Look through the listing below and work out how many of its lines hold the word "values". Give only the number.

======== Data extract ========

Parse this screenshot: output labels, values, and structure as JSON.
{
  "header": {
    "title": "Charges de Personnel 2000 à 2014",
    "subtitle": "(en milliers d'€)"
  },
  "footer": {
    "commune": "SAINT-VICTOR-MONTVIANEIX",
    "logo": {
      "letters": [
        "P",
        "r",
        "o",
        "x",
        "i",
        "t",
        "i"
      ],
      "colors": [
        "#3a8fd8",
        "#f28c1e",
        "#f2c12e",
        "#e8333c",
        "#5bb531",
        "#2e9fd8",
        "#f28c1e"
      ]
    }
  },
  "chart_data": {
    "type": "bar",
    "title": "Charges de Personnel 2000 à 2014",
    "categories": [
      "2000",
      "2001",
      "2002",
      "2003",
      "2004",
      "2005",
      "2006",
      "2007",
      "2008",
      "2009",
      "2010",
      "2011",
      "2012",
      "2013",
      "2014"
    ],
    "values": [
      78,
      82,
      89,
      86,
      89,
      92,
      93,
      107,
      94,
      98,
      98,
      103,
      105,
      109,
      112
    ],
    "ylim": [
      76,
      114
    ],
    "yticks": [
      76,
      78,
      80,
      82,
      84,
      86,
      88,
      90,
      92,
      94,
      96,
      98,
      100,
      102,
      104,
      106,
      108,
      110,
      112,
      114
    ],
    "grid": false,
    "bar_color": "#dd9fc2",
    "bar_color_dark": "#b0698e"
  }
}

========

-- Worked answer --
2